EXERCISE DIRECTIONS – All of the data below must be repeated exactly.
==========
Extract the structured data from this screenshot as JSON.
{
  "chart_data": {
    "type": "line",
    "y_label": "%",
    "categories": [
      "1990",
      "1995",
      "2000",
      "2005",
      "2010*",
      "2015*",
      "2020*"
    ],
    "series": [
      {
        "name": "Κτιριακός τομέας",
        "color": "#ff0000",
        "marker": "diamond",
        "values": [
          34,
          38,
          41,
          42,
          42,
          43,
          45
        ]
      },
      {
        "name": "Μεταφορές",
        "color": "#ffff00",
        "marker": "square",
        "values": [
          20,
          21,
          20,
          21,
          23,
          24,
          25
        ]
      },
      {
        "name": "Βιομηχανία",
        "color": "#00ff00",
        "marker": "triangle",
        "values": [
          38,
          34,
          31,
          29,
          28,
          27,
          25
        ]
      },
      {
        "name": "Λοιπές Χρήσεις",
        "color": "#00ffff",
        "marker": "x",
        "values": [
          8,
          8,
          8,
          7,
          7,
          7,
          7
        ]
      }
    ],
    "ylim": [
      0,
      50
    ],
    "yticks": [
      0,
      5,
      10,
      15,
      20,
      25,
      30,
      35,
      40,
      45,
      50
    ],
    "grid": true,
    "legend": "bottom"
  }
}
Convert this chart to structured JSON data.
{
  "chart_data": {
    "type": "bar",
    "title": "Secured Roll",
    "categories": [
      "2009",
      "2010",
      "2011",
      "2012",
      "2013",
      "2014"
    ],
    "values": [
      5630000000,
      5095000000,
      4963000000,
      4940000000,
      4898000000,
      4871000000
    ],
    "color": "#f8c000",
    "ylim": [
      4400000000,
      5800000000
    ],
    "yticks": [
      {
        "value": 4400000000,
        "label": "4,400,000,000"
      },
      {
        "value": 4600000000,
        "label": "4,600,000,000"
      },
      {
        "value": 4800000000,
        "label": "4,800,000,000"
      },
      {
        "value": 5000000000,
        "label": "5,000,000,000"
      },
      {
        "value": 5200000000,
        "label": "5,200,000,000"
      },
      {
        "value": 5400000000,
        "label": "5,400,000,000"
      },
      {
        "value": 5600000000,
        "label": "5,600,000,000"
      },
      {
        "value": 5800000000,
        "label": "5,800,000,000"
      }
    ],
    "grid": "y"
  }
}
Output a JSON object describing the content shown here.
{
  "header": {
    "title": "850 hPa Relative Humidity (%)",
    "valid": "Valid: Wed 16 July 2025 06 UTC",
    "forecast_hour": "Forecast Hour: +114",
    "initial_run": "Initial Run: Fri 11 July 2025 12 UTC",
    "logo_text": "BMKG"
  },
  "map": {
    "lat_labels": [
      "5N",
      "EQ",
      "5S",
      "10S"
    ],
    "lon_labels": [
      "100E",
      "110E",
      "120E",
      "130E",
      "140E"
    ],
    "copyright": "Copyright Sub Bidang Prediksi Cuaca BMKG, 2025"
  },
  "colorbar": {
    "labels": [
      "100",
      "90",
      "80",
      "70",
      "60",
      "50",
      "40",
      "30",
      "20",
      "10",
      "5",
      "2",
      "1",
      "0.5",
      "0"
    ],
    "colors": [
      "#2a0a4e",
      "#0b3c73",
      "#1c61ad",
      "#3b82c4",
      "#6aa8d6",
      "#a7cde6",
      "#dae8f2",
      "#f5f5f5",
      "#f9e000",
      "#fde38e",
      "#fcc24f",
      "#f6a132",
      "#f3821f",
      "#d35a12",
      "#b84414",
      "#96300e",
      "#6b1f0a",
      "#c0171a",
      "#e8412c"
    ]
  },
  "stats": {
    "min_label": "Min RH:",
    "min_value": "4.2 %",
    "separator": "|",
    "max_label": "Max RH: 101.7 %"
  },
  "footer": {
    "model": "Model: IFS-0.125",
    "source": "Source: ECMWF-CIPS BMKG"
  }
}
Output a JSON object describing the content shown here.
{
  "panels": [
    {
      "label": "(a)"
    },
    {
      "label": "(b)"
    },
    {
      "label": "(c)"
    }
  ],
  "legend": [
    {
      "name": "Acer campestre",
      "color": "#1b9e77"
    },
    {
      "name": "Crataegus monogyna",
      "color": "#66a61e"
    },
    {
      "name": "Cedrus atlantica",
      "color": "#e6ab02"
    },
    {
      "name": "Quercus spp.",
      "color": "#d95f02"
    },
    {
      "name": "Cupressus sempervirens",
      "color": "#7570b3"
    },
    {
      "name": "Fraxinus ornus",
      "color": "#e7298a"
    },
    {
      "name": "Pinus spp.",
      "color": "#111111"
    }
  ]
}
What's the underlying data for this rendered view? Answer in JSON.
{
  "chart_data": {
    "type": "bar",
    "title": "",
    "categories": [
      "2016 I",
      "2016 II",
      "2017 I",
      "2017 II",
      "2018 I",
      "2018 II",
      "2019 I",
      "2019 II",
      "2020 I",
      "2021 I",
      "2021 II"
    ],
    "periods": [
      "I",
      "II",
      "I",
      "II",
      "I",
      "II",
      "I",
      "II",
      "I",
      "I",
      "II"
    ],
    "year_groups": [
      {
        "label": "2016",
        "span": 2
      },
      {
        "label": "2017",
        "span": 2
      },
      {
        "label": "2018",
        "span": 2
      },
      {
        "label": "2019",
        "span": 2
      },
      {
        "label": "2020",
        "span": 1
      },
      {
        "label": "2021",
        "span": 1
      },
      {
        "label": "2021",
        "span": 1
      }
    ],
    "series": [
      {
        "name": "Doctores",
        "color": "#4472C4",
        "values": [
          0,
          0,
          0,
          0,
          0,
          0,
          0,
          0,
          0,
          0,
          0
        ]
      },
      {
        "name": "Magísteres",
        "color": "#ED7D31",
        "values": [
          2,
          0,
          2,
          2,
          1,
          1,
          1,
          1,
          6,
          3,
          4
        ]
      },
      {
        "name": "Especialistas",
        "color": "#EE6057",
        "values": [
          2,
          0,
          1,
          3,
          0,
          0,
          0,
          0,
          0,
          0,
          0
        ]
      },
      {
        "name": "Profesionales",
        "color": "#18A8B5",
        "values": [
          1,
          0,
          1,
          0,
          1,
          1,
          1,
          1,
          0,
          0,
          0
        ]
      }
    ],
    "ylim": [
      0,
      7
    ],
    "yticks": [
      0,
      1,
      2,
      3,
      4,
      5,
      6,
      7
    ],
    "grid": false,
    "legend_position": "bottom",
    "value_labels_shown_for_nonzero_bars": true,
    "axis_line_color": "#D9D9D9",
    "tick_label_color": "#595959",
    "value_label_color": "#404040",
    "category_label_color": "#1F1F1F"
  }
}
==========
RESPONSE TO THIS EXERCISE –
Extract the structured data from this screenshot as JSON.
{
  "chart_data": {
    "type": "line",
    "y_label": "%",
    "categories": [
      "1990",
      "1995",
      "2000",
      "2005",
      "2010*",
      "2015*",
      "2020*"
    ],
    "series": [
      {
        "name": "Κτιριακός τομέας",
        "color": "#ff0000",
        "marker": "diamond",
        "values": [
          34,
          38,
          41,
          42,
          42,
          43,
          45
        ]
      },
      {
        "name": "Μεταφορές",
        "color": "#ffff00",
        "marker": "square",
        "values": [
          20,
          21,
          20,
          21,
          23,
          24,
          25
        ]
      },
      {
        "name": "Βιομηχανία",
        "color": "#00ff00",
        "marker": "triangle",
        "values": [
          38,
          34,
          31,
          29,
          28,
          27,
          25
        ]
      },
      {
        "name": "Λοιπές Χρήσεις",
        "color": "#00ffff",
        "marker": "x",
        "values": [
          8,
          8,
          8,
          7,
          7,
          7,
          7
        ]
      }
    ],
    "ylim": [
      0,
      50
    ],
    "yticks": [
      0,
      5,
      10,
      15,
      20,
      25,
      30,
      35,
      40,
      45,
      50
    ],
    "grid": true,
    "legend": "bottom"
  }
}
Convert this chart to structured JSON data.
{
  "chart_data": {
    "type": "bar",
    "title": "Secured Roll",
    "categories": [
      "2009",
      "2010",
      "2011",
      "2012",
      "2013",
      "2014"
    ],
    "values": [
      5630000000,
      5095000000,
      4963000000,
      4940000000,
      4898000000,
      4871000000
    ],
    "color": "#f8c000",
    "ylim": [
      4400000000,
      5800000000
    ],
    "yticks": [
      {
        "value": 4400000000,
        "label": "4,400,000,000"
      },
      {
        "value": 4600000000,
        "label": "4,600,000,000"
      },
      {
        "value": 4800000000,
        "label": "4,800,000,000"
      },
      {
        "value": 5000000000,
        "label": "5,000,000,000"
      },
      {
        "value": 5200000000,
        "label": "5,200,000,000"
      },
      {
        "value": 5400000000,
        "label": "5,400,000,000"
      },
      {
        "value": 5600000000,
        "label": "5,600,000,000"
      },
      {
        "value": 5800000000,
        "label": "5,800,000,000"
      }
    ],
    "grid": "y"
  }
}
Output a JSON object describing the content shown here.
{
  "header": {
    "title": "850 hPa Relative Humidity (%)",
    "valid": "Valid: Wed 16 July 2025 06 UTC",
    "forecast_hour": "Forecast Hour: +114",
    "initial_run": "Initial Run: Fri 11 July 2025 12 UTC",
    "logo_text": "BMKG"
  },
  "map": {
    "lat_labels": [
      "5N",
      "EQ",
      "5S",
      "10S"
    ],
    "lon_labels": [
      "100E",
      "110E",
      "120E",
      "130E",
      "140E"
    ],
    "copyright": "Copyright Sub Bidang Prediksi Cuaca BMKG, 2025"
  },
  "colorbar": {
    "labels": [
      "100",
      "90",
      "80",
      "70",
      "60",
      "50",
      "40",
      "30",
      "20",
      "10",
      "5",
      "2",
      "1",
      "0.5",
      "0"
    ],
    "colors": [
      "#2a0a4e",
      "#0b3c73",
      "#1c61ad",
      "#3b82c4",
      "#6aa8d6",
      "#a7cde6",
      "#dae8f2",
      "#f5f5f5",
      "#f9e000",
      "#fde38e",
      "#fcc24f",
      "#f6a132",
      "#f3821f",
      "#d35a12",
      "#b84414",
      "#96300e",
      "#6b1f0a",
      "#c0171a",
      "#e8412c"
    ]
  },
  "stats": {
    "min_label": "Min RH:",
    "min_value": "4.2 %",
    "separator": "|",
    "max_label": "Max RH: 101.7 %"
  },
  "footer": {
    "model": "Model: IFS-0.125",
    "source": "Source: ECMWF-CIPS BMKG"
  }
}
Output a JSON object describing the content shown here.
{
  "panels": [
    {
      "label": "(a)"
    },
    {
      "label": "(b)"
    },
    {
      "label": "(c)"
    }
  ],
  "legend": [
    {
      "name": "Acer campestre",
      "color": "#1b9e77"
    },
    {
      "name": "Crataegus monogyna",
      "color": "#66a61e"
    },
    {
      "name": "Cedrus atlantica",
      "color": "#e6ab02"
    },
    {
      "name": "Quercus spp.",
      "color": "#d95f02"
    },
    {
      "name": "Cupressus sempervirens",
      "color": "#7570b3"
    },
    {
      "name": "Fraxinus ornus",
      "color": "#e7298a"
    },
    {
      "name": "Pinus spp.",
      "color": "#111111"
    }
  ]
}
What's the underlying data for this rendered view? Answer in JSON.
{
  "chart_data": {
    "type": "bar",
    "title": "",
    "categories": [
      "2016 I",
      "2016 II",
      "2017 I",
      "2017 II",
      "2018 I",
      "2018 II",
      "2019 I",
      "2019 II",
      "2020 I",
      "2021 I",
      "2021 II"
    ],
    "periods": [
      "I",
      "II",
      "I",
      "II",
      "I",
      "II",
      "I",
      "II",
      "I",
      "I",
      "II"
    ],
    "year_groups": [
      {
        "label": "2016",
        "span": 2
      },
      {
        "label": "2017",
        "span": 2
      },
      {
        "label": "2018",
        "span": 2
      },
      {
        "label": "2019",
        "span": 2
      },
      {
        "label": "2020",
        "span": 1
      },
      {
        "label": "2021",
        "span": 1
      },
      {
        "label": "2021",
        "span": 1
      }
    ],
    "series": [
      {
        "name": "Doctores",
        "color": "#4472C4",
        "values": [
          0,
          0,
          0,
          0,
          0,
          0,
          0,
          0,
          0,
          0,
          0
        ]
      },
      {
        "name": "Magísteres",
        "color": "#ED7D31",
        "values": [
          2,
          0,
          2,
          2,
          1,
          1,
          1,
          1,
          6,
          3,
          4
        ]
      },
      {
        "name": "Especialistas",
        "color": "#EE6057",
        "values": [
          2,
          0,
          1,
          3,
          0,
          0,
          0,
          0,
          0,
          0,
          0
        ]
      },
      {
        "name": "Profesionales",
        "color": "#18A8B5",
        "values": [
          1,
          0,
          1,
          0,
          1,
          1,
          1,
          1,
          0,
          0,
          0
        ]
      }
    ],
    "ylim": [
      0,
      7
    ],
    "yticks": [
      0,
      1,
      2,
      3,
      4,
      5,
      6,
      7
    ],
    "grid": false,
    "legend_position": "bottom",
    "value_labels_shown_for_nonzero_bars": true,
    "axis_line_color": "#D9D9D9",
    "tick_label_color": "#595959",
    "value_label_color": "#404040",
    "category_label_color": "#1F1F1F"
  }
}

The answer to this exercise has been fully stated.